[START Data to use]

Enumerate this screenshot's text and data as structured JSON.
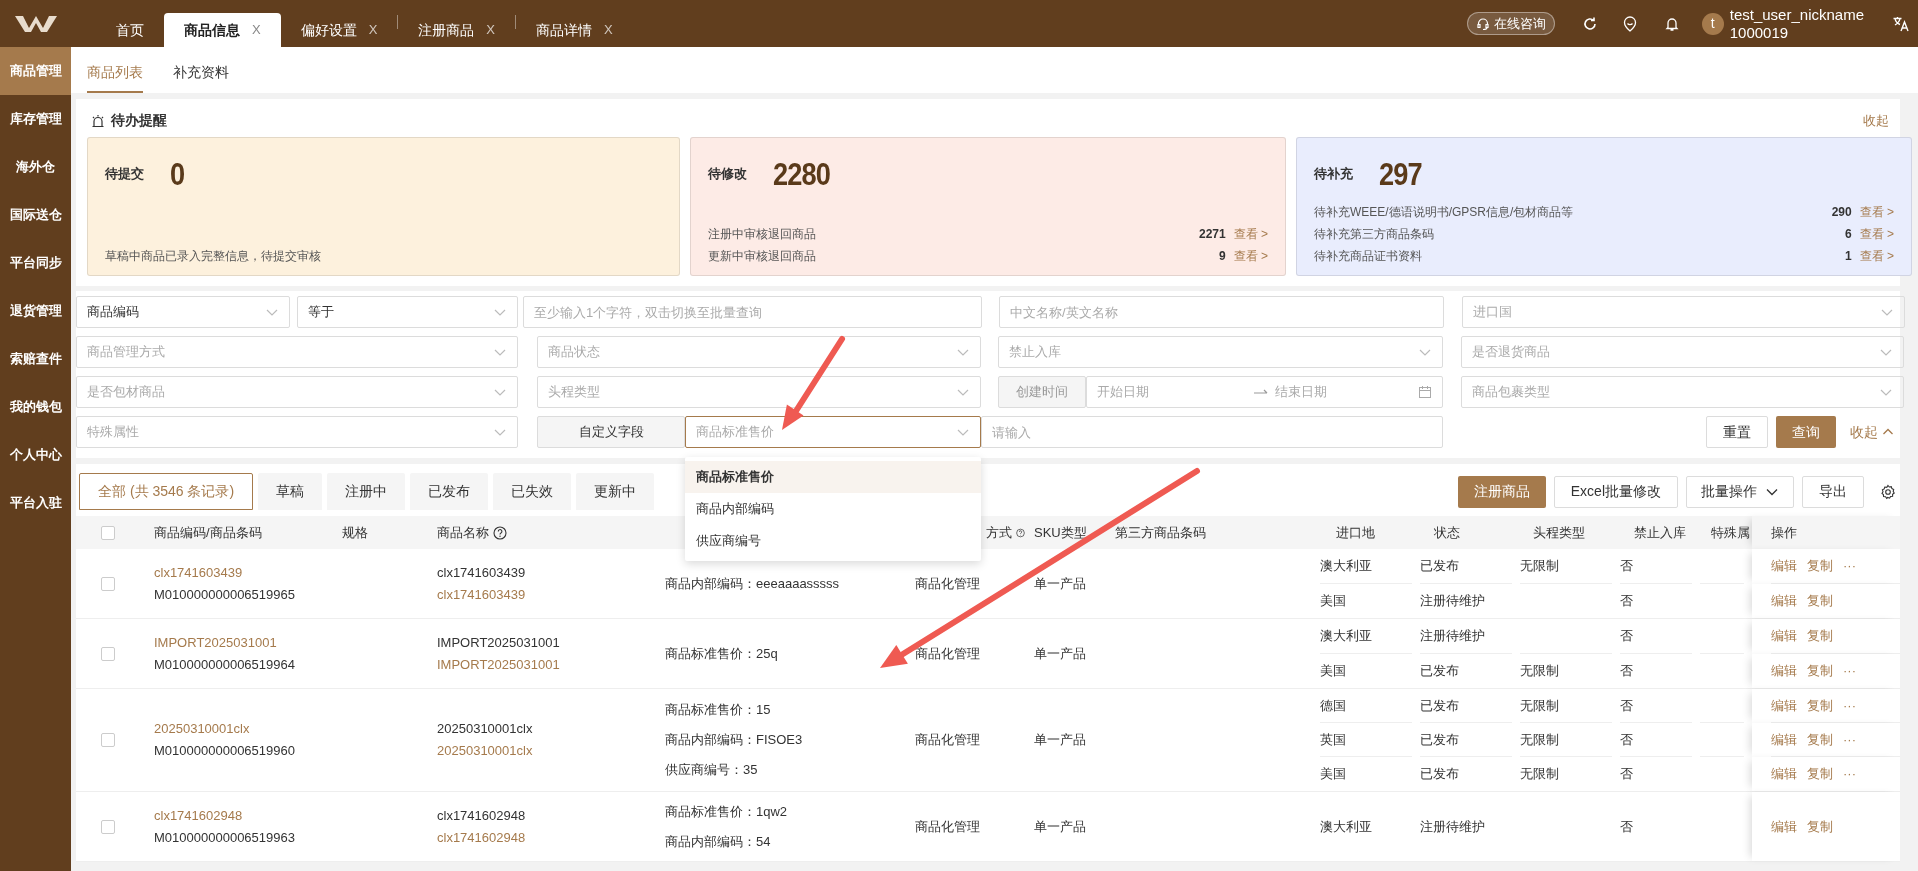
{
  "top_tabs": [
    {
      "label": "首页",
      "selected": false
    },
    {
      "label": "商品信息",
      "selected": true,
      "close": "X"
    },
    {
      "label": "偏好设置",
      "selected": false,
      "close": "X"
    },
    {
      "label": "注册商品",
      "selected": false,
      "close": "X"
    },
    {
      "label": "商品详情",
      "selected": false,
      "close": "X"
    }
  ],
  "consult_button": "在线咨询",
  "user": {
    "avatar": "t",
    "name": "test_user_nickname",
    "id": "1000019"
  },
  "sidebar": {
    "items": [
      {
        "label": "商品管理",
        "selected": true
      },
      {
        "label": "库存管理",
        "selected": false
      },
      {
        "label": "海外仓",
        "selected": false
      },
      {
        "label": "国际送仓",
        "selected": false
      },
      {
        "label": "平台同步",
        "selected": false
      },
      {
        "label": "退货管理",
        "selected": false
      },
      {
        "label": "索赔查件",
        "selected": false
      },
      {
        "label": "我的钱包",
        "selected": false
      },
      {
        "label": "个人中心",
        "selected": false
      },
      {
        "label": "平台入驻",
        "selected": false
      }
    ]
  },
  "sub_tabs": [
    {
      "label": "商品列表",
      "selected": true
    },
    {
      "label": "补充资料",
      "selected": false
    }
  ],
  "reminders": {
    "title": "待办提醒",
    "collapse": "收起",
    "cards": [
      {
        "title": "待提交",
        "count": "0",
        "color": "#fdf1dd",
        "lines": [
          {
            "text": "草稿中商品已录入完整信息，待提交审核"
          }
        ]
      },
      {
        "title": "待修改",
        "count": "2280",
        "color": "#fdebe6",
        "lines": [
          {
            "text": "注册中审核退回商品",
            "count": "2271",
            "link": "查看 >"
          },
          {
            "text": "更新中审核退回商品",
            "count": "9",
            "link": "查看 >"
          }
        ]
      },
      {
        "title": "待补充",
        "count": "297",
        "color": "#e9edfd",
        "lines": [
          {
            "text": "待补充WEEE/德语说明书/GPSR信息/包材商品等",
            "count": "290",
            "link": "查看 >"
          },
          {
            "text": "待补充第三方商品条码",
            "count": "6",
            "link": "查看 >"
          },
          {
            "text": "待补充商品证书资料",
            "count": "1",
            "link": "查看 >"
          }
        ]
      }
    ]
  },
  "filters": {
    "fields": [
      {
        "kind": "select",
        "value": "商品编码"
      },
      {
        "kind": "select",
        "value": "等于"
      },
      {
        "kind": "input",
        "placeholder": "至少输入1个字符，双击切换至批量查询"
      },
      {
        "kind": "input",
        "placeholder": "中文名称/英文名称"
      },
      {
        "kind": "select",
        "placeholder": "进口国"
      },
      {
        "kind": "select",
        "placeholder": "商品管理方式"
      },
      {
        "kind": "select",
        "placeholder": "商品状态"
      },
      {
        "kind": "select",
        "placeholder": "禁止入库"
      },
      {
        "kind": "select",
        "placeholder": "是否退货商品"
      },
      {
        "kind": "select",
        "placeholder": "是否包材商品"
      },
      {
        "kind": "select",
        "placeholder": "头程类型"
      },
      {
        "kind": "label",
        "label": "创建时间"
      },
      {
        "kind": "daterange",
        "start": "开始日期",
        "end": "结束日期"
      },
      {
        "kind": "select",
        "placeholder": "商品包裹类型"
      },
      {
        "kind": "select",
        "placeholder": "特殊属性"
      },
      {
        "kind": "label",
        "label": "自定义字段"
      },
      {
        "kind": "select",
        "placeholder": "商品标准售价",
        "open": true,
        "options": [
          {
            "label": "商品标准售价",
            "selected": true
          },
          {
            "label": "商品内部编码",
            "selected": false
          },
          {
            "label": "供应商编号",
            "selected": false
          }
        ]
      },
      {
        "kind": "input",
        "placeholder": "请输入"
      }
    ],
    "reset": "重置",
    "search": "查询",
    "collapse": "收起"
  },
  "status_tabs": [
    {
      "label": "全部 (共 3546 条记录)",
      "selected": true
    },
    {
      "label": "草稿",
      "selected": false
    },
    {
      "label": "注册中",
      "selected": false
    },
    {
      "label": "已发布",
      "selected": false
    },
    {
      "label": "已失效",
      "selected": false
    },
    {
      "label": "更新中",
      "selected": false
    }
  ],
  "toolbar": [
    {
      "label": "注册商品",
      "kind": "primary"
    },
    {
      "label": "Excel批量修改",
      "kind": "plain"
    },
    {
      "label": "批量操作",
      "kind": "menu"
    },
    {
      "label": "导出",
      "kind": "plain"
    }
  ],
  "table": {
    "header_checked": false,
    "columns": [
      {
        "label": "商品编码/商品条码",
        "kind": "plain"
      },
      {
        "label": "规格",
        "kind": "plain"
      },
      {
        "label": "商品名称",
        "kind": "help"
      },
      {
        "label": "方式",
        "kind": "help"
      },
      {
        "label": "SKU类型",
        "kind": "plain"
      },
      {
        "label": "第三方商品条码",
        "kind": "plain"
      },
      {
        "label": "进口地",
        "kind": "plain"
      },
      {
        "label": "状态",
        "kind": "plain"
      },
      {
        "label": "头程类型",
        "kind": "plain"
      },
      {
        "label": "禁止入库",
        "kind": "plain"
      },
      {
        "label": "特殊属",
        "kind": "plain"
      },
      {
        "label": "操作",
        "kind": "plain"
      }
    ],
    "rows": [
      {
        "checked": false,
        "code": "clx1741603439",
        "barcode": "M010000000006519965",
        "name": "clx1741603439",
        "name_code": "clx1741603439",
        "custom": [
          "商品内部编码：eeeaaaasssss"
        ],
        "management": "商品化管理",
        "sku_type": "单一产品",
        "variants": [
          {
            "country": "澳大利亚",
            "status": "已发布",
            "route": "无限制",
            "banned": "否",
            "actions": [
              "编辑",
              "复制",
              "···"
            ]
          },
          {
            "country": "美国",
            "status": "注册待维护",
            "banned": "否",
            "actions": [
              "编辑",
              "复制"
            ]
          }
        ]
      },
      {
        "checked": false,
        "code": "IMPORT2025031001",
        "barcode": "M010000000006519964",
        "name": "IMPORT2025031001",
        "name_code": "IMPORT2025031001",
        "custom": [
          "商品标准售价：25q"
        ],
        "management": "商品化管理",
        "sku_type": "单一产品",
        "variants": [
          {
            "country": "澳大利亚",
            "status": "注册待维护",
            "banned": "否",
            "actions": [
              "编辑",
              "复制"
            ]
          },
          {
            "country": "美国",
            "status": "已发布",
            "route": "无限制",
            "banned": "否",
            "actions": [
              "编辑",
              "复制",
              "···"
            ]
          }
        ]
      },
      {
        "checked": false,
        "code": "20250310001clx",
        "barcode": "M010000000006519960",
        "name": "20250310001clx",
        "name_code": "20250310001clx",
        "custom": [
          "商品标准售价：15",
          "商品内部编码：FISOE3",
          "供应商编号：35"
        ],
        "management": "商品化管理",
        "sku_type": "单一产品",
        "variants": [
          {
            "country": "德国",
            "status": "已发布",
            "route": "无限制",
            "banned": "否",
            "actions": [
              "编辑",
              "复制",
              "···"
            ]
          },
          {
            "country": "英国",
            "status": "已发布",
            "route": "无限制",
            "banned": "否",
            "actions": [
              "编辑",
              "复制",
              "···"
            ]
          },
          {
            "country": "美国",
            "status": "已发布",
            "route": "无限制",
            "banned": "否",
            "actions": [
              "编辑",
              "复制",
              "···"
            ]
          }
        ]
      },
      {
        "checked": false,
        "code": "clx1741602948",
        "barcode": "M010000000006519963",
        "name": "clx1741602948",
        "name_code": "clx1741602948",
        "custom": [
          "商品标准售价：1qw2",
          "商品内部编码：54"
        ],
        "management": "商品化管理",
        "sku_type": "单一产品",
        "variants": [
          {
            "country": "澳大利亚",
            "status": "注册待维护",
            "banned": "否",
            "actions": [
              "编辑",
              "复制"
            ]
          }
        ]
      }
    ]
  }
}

[END Data to use]

*Directions*
Only a number is needed: how many lines of the material above contain "text"?

*Exercise result*
7